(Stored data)
•••

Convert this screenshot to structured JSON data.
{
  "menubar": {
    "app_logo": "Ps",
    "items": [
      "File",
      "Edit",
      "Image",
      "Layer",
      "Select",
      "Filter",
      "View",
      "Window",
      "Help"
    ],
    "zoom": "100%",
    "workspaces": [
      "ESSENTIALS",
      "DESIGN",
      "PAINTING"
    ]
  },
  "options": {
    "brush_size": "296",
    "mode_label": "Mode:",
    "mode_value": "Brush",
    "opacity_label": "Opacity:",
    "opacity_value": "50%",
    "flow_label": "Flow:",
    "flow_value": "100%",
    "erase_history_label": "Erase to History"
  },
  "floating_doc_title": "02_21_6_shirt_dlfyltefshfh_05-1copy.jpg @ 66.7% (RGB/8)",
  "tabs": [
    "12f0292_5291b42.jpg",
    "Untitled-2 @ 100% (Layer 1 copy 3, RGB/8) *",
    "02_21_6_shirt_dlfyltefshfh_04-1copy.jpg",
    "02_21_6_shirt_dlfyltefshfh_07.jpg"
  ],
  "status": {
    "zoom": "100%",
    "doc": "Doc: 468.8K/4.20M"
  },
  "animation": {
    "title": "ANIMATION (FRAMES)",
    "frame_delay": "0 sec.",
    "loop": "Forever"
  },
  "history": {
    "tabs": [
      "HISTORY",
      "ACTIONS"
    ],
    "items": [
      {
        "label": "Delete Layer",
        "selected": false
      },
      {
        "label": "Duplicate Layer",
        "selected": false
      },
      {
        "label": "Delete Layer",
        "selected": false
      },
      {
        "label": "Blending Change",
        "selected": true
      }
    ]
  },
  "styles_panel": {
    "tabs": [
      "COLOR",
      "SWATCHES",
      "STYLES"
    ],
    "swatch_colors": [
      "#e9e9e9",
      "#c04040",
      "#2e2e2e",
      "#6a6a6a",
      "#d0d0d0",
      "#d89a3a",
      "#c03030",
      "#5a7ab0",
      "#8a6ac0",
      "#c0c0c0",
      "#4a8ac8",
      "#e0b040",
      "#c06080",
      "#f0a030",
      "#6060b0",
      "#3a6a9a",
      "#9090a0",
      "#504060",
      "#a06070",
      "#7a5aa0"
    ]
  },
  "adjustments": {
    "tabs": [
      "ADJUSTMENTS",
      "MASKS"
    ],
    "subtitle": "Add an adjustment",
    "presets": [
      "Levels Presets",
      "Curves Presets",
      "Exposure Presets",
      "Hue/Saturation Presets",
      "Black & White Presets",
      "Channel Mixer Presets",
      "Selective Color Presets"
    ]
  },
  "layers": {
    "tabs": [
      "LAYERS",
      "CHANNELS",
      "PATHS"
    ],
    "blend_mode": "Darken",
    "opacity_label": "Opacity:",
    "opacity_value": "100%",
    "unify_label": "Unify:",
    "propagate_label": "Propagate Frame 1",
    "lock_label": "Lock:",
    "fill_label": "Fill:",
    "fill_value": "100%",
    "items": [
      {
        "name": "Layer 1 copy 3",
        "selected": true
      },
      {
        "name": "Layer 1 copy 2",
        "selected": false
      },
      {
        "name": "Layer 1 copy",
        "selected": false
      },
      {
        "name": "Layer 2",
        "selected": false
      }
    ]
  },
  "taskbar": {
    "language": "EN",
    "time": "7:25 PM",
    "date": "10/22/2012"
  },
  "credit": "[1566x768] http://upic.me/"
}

•••

Exercise task
Would you copy out each line exactly as written?

In response
Convert this screenshot to structured JSON data.
{
  "menubar": {
    "app_logo": "Ps",
    "items": [
      "File",
      "Edit",
      "Image",
      "Layer",
      "Select",
      "Filter",
      "View",
      "Window",
      "Help"
    ],
    "zoom": "100%",
    "workspaces": [
      "ESSENTIALS",
      "DESIGN",
      "PAINTING"
    ]
  },
  "options": {
    "brush_size": "296",
    "mode_label": "Mode:",
    "mode_value": "Brush",
    "opacity_label": "Opacity:",
    "opacity_value": "50%",
    "flow_label": "Flow:",
    "flow_value": "100%",
    "erase_history_label": "Erase to History"
  },
  "floating_doc_title": "02_21_6_shirt_dlfyltefshfh_05-1copy.jpg @ 66.7% (RGB/8)",
  "tabs": [
    "12f0292_5291b42.jpg",
    "Untitled-2 @ 100% (Layer 1 copy 3, RGB/8) *",
    "02_21_6_shirt_dlfyltefshfh_04-1copy.jpg",
    "02_21_6_shirt_dlfyltefshfh_07.jpg"
  ],
  "status": {
    "zoom": "100%",
    "doc": "Doc: 468.8K/4.20M"
  },
  "animation": {
    "title": "ANIMATION (FRAMES)",
    "frame_delay": "0 sec.",
    "loop": "Forever"
  },
  "history": {
    "tabs": [
      "HISTORY",
      "ACTIONS"
    ],
    "items": [
      {
        "label": "Delete Layer",
        "selected": false
      },
      {
        "label": "Duplicate Layer",
        "selected": false
      },
      {
        "label": "Delete Layer",
        "selected": false
      },
      {
        "label": "Blending Change",
        "selected": true
      }
    ]
  },
  "styles_panel": {
    "tabs": [
      "COLOR",
      "SWATCHES",
      "STYLES"
    ],
    "swatch_colors": [
      "#e9e9e9",
      "#c04040",
      "#2e2e2e",
      "#6a6a6a",
      "#d0d0d0",
      "#d89a3a",
      "#c03030",
      "#5a7ab0",
      "#8a6ac0",
      "#c0c0c0",
      "#4a8ac8",
      "#e0b040",
      "#c06080",
      "#f0a030",
      "#6060b0",
      "#3a6a9a",
      "#9090a0",
      "#504060",
      "#a06070",
      "#7a5aa0"
    ]
  },
  "adjustments": {
    "tabs": [
      "ADJUSTMENTS",
      "MASKS"
    ],
    "subtitle": "Add an adjustment",
    "presets": [
      "Levels Presets",
      "Curves Presets",
      "Exposure Presets",
      "Hue/Saturation Presets",
      "Black & White Presets",
      "Channel Mixer Presets",
      "Selective Color Presets"
    ]
  },
  "layers": {
    "tabs": [
      "LAYERS",
      "CHANNELS",
      "PATHS"
    ],
    "blend_mode": "Darken",
    "opacity_label": "Opacity:",
    "opacity_value": "100%",
    "unify_label": "Unify:",
    "propagate_label": "Propagate Frame 1",
    "lock_label": "Lock:",
    "fill_label": "Fill:",
    "fill_value": "100%",
    "items": [
      {
        "name": "Layer 1 copy 3",
        "selected": true
      },
      {
        "name": "Layer 1 copy 2",
        "selected": false
      },
      {
        "name": "Layer 1 copy",
        "selected": false
      },
      {
        "name": "Layer 2",
        "selected": false
      }
    ]
  },
  "taskbar": {
    "language": "EN",
    "time": "7:25 PM",
    "date": "10/22/2012"
  },
  "credit": "[1566x768] http://upic.me/"
}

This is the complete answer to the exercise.